— start of MATERIAL FOR THIS EXERCISE —
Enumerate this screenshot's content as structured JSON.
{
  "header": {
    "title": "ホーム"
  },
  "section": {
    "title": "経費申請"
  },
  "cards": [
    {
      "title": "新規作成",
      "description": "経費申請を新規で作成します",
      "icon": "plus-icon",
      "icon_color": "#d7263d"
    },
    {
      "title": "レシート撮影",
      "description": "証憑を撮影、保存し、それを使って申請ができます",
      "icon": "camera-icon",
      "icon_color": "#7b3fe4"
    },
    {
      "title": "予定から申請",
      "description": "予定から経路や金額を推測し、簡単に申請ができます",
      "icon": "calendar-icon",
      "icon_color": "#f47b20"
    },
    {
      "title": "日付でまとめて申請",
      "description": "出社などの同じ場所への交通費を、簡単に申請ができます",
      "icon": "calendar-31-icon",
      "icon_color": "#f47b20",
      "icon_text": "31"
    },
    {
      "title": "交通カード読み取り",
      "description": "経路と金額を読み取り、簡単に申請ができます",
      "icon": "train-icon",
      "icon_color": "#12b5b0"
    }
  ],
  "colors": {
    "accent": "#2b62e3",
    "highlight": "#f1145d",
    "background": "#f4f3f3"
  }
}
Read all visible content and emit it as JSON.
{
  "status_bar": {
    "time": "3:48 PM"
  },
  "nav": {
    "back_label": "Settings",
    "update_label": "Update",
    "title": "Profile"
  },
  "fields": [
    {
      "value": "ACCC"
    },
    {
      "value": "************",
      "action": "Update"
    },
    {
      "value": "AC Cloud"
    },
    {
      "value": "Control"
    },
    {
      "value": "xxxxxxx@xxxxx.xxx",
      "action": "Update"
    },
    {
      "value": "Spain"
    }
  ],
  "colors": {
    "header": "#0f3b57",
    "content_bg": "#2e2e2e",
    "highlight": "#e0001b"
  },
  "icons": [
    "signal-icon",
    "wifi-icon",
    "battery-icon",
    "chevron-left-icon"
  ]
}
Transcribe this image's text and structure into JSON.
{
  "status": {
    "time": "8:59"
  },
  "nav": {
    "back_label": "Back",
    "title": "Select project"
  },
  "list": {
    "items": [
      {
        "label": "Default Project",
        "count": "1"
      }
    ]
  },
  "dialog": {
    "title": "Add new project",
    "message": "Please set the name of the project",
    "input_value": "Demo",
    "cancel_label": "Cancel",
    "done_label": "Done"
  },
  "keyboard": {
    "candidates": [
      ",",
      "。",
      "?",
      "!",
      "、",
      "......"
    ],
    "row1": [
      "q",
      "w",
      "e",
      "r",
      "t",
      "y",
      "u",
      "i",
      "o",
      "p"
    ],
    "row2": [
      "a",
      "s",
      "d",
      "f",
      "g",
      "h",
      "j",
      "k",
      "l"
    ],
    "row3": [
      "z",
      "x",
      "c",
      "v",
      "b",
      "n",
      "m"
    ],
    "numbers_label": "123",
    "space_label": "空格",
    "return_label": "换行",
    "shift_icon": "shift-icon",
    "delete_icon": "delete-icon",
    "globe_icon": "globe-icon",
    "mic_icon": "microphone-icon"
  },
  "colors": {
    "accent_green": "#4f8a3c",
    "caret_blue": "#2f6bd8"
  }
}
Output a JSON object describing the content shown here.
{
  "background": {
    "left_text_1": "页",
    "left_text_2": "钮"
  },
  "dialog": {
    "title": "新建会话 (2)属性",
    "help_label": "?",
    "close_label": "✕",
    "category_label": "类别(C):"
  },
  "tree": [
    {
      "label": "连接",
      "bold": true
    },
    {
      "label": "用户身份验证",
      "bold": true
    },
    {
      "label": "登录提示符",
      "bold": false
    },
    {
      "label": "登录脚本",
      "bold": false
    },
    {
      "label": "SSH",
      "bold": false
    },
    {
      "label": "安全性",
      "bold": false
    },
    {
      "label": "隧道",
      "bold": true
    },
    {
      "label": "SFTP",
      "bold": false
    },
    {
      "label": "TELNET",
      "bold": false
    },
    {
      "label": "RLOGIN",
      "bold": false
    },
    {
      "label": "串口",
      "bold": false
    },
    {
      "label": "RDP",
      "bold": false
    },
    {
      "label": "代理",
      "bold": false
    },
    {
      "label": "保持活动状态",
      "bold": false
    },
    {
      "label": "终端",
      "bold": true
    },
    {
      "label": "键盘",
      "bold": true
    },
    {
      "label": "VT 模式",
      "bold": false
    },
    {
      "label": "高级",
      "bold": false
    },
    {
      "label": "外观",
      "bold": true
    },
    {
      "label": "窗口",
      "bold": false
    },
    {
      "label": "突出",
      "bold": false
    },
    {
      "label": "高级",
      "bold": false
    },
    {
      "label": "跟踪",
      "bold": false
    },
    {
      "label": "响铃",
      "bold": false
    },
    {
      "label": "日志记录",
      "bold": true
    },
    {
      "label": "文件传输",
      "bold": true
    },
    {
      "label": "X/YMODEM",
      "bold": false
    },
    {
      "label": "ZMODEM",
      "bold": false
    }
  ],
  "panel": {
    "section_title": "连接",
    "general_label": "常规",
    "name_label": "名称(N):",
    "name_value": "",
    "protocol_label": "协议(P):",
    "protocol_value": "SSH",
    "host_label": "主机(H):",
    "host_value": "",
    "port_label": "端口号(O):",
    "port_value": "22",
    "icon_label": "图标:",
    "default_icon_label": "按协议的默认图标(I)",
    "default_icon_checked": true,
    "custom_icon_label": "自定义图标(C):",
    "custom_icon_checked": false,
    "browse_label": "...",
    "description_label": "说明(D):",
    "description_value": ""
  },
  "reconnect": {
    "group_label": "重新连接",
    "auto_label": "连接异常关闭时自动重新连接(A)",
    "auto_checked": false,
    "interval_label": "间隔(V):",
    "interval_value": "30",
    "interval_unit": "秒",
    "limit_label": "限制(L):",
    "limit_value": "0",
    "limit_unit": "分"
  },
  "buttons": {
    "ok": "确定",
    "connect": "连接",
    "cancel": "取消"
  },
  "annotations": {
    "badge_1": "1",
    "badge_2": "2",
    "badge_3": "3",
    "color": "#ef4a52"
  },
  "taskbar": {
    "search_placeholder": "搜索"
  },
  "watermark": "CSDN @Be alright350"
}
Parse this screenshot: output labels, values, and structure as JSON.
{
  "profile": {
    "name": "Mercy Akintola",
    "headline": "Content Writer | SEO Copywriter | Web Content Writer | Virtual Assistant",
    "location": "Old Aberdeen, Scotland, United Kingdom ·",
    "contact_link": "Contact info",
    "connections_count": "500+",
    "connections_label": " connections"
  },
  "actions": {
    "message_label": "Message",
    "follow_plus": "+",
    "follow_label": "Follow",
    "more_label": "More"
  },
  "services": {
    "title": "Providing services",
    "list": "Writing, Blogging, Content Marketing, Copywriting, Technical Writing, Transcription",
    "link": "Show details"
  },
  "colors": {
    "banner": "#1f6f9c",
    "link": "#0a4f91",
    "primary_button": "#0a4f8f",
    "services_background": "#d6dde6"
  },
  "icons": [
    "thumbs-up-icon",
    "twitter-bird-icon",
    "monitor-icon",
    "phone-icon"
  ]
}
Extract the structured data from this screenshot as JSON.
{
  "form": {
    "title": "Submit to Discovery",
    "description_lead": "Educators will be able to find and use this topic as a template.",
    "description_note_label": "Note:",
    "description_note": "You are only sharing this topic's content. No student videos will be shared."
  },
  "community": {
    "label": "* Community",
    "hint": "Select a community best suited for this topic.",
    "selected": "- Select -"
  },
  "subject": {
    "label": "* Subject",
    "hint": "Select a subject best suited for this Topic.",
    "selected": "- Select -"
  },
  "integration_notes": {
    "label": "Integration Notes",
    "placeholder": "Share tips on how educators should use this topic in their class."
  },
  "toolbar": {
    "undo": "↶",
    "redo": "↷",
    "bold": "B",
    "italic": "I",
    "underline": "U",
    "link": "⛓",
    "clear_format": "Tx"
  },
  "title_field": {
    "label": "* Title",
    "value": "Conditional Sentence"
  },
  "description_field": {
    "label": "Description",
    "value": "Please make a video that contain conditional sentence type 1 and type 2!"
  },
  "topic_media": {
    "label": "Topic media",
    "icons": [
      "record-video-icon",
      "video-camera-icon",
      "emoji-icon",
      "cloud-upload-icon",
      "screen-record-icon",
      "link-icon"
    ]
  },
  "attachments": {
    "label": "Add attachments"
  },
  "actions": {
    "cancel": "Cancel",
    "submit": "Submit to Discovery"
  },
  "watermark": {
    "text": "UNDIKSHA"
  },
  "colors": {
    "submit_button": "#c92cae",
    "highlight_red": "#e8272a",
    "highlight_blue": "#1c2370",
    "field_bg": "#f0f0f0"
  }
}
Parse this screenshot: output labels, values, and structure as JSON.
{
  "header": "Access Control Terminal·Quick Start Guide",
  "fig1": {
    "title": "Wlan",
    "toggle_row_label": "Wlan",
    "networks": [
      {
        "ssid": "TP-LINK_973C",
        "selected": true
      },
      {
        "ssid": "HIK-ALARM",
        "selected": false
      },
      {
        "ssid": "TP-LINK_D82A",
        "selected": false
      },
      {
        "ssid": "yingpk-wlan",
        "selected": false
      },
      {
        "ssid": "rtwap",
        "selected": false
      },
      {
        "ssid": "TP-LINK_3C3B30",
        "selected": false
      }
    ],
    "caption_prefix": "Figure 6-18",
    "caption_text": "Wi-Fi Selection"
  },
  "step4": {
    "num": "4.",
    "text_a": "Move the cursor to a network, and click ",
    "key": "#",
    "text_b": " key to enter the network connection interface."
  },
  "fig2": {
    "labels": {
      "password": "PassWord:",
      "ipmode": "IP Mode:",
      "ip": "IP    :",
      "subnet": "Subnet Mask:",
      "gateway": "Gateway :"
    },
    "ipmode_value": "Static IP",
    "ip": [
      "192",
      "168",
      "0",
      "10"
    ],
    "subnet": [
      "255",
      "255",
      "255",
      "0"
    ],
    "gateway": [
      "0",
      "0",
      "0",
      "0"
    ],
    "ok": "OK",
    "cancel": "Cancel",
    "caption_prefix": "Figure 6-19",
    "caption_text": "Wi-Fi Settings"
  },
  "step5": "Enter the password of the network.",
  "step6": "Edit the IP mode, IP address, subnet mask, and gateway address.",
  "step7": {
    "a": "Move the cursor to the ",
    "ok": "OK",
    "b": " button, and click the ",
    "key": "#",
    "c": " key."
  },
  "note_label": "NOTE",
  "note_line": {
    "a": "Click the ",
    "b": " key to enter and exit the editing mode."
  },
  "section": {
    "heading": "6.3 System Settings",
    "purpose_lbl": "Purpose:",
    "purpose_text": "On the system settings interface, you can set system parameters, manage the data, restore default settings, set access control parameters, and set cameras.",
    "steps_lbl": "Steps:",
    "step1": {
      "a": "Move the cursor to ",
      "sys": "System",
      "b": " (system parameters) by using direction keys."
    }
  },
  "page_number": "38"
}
— end of MATERIAL FOR THIS EXERCISE —
■ YOUR GOAL: Select every line where the word "Move" occurs.

■ ANSWER:
    "text_a": "Move the cursor to a network, and click ",
    "a": "Move the cursor to the ",
      "a": "Move the cursor to ",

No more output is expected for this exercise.